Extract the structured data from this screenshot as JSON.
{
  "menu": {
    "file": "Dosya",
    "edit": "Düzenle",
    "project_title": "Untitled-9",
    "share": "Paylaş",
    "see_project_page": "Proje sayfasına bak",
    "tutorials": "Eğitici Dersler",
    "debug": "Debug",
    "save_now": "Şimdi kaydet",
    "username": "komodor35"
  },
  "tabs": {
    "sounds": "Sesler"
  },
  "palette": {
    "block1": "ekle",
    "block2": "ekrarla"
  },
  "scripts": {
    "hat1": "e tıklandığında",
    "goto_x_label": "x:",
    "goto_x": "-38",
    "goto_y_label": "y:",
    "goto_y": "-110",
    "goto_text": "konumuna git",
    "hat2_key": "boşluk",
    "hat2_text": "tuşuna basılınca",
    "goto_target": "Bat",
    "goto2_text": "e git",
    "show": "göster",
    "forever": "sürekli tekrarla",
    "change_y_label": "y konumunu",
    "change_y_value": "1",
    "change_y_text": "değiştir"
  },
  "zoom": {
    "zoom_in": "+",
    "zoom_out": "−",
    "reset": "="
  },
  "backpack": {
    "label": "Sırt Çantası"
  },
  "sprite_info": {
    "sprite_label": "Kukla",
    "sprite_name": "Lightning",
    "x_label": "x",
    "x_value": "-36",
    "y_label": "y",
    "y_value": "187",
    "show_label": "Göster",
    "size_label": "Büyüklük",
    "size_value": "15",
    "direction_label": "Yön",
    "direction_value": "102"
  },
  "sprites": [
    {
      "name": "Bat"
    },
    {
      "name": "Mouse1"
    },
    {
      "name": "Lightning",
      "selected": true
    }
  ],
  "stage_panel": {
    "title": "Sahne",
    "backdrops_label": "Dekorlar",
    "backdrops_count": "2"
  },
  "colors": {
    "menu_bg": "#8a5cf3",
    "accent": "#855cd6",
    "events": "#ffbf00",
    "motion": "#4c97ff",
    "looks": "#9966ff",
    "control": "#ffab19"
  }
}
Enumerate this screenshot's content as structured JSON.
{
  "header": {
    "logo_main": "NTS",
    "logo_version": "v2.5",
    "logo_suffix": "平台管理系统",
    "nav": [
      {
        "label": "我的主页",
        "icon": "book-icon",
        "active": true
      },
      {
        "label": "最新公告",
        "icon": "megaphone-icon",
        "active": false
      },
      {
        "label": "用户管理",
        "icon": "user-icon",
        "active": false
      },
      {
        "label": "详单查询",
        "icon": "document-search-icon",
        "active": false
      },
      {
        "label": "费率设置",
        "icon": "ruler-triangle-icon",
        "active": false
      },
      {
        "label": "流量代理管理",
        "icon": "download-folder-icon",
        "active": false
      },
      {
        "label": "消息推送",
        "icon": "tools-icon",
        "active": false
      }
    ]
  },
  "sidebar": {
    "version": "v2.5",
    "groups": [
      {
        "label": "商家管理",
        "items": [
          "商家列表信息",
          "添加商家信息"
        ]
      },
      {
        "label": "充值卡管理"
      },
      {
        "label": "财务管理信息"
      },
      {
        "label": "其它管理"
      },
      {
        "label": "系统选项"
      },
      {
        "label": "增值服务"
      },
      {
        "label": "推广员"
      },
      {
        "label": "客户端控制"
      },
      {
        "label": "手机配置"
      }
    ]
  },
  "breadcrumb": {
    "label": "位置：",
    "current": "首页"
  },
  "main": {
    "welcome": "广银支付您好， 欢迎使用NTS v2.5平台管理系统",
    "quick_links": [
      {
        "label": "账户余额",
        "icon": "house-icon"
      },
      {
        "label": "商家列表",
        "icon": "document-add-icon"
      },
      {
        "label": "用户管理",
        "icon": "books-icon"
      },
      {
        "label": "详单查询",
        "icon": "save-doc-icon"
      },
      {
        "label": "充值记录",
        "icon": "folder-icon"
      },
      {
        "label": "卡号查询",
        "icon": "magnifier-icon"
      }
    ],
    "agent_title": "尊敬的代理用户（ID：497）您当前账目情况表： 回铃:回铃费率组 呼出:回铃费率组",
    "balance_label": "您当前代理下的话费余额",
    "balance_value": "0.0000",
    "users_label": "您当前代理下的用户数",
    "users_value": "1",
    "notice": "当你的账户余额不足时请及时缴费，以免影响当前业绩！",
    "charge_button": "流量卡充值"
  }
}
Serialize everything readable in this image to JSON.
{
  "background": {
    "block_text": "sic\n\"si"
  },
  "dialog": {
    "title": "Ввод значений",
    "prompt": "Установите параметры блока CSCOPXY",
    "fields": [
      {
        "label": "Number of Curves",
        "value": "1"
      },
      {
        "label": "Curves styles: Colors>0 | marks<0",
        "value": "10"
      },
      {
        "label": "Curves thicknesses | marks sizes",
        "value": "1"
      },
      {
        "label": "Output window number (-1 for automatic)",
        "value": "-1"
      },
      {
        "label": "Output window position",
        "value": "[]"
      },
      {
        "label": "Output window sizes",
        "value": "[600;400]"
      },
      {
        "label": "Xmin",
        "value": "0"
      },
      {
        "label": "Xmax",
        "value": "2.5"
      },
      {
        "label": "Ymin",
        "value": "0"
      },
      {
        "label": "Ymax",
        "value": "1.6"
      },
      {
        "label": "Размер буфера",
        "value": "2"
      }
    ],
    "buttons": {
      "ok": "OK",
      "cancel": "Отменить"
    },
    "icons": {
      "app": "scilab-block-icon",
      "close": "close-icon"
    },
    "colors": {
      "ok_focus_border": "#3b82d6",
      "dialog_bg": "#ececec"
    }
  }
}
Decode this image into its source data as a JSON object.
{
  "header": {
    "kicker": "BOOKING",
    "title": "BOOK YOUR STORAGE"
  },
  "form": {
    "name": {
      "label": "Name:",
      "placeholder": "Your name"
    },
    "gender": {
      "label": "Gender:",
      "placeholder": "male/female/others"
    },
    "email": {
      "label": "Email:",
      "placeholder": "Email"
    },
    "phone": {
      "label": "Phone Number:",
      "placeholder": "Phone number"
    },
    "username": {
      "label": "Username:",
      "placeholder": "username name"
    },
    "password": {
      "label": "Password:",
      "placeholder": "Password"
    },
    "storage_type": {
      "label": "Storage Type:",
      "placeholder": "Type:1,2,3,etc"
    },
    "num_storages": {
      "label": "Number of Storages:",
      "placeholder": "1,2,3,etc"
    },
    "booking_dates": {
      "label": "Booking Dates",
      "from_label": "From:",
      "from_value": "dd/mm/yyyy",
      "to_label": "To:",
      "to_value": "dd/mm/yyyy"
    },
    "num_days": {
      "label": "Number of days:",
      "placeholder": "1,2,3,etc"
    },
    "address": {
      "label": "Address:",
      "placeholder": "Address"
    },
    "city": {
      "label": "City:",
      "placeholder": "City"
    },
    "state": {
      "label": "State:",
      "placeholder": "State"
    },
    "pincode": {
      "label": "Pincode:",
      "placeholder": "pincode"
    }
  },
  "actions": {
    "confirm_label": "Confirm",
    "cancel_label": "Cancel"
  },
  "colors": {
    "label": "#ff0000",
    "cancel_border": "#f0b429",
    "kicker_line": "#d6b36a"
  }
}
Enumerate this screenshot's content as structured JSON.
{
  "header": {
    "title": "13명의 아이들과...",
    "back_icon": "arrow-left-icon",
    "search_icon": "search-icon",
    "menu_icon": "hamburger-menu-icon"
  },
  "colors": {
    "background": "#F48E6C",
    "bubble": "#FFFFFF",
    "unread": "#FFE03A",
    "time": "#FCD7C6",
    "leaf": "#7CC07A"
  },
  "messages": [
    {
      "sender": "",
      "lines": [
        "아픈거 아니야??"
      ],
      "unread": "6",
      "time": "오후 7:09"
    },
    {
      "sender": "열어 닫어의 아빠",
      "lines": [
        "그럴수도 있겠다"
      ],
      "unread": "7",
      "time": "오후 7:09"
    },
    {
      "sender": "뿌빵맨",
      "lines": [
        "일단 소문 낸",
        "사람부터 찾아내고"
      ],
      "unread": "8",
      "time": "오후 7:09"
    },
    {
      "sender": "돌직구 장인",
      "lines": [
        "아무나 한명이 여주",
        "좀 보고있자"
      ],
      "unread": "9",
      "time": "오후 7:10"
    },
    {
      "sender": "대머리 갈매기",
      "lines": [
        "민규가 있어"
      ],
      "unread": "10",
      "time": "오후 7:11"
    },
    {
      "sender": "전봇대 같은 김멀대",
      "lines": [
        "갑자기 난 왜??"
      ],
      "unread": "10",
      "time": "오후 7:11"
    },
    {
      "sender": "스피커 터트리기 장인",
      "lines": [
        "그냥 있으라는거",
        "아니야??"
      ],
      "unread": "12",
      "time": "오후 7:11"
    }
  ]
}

* **Set problem**
Scan the listing above and copy all lines containing the word "folder".

* **Reply**
        "icon": "download-folder-icon",
        "icon": "folder-icon"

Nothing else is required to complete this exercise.